Records from a data collection

[BEGIN]

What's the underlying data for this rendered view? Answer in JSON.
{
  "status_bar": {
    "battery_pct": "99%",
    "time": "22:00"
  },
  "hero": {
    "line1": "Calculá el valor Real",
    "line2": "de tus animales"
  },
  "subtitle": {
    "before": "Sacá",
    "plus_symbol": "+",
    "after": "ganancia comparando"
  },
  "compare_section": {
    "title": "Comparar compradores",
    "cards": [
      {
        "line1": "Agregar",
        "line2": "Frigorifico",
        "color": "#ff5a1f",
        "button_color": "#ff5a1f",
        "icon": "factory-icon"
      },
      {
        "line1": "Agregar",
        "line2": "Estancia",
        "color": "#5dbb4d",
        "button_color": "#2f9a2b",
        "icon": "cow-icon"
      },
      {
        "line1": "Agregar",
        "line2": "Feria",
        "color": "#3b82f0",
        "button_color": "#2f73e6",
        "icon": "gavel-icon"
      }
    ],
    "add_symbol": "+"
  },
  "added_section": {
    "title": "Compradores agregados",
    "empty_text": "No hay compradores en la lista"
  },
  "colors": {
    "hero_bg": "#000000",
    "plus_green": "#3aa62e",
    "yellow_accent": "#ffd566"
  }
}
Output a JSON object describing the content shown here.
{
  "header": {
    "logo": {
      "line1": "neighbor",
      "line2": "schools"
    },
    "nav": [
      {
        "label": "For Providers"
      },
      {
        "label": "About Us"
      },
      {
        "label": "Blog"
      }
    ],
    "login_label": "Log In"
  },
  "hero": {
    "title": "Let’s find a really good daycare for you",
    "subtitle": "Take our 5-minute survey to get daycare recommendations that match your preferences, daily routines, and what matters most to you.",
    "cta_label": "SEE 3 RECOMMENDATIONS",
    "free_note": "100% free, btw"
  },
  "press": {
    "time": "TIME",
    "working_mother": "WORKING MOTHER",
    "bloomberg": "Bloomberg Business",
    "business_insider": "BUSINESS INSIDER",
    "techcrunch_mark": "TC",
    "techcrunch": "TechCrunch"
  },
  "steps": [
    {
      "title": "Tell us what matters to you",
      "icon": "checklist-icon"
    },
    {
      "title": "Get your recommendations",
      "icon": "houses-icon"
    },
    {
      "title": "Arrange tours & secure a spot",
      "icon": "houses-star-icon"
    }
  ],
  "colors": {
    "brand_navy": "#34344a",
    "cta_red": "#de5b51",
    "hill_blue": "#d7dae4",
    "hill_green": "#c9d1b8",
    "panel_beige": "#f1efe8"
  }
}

[END]
[BEGIN]

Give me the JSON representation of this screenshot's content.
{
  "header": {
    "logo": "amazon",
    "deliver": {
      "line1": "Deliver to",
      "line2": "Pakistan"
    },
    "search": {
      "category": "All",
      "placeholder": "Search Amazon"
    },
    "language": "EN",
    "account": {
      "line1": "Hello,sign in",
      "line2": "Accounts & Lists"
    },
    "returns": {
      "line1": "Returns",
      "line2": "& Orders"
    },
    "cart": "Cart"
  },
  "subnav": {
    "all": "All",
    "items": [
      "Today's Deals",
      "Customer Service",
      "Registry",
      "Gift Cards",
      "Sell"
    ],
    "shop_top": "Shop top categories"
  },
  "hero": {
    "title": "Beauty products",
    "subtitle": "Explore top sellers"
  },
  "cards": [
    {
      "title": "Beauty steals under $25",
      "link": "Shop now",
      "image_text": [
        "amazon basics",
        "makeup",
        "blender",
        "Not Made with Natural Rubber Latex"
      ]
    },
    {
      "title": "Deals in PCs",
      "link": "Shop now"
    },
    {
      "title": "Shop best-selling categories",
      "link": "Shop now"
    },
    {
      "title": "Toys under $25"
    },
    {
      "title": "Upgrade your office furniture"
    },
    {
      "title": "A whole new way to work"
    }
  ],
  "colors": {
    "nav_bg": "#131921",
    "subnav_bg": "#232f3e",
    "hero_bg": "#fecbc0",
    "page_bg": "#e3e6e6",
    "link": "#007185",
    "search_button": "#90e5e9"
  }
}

[END]
[BEGIN]

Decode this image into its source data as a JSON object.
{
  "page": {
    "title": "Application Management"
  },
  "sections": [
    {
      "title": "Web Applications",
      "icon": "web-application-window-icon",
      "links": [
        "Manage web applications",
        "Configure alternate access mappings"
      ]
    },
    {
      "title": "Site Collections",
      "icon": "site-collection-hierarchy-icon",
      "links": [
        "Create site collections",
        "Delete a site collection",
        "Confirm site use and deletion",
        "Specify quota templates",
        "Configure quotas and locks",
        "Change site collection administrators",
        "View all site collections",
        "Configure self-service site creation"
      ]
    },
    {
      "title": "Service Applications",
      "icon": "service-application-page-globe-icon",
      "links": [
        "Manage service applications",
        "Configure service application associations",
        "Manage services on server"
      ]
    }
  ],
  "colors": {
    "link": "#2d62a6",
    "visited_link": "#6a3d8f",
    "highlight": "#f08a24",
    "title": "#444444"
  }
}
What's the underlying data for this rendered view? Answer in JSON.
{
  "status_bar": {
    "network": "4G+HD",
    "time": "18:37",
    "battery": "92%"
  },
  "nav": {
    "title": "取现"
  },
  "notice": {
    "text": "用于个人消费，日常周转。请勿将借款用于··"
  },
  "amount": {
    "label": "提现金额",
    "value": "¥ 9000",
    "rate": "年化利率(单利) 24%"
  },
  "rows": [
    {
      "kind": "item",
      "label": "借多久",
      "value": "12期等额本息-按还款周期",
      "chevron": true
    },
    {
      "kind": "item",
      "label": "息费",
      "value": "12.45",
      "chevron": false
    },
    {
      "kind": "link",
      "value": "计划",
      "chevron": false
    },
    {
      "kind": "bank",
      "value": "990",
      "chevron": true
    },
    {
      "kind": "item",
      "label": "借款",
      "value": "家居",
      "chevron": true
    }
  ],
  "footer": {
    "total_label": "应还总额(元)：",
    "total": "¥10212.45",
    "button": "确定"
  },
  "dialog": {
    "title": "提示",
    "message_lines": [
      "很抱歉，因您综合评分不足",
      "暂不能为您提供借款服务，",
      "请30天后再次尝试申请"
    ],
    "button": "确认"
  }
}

[END]

Select every line in the records above that contains the word "value".

    "value": "¥ 9000",
      "value": "12期等额本息-按还款周期",
      "value": "12.45",
      "value": "计划",
      "value": "990",
      "value": "家居",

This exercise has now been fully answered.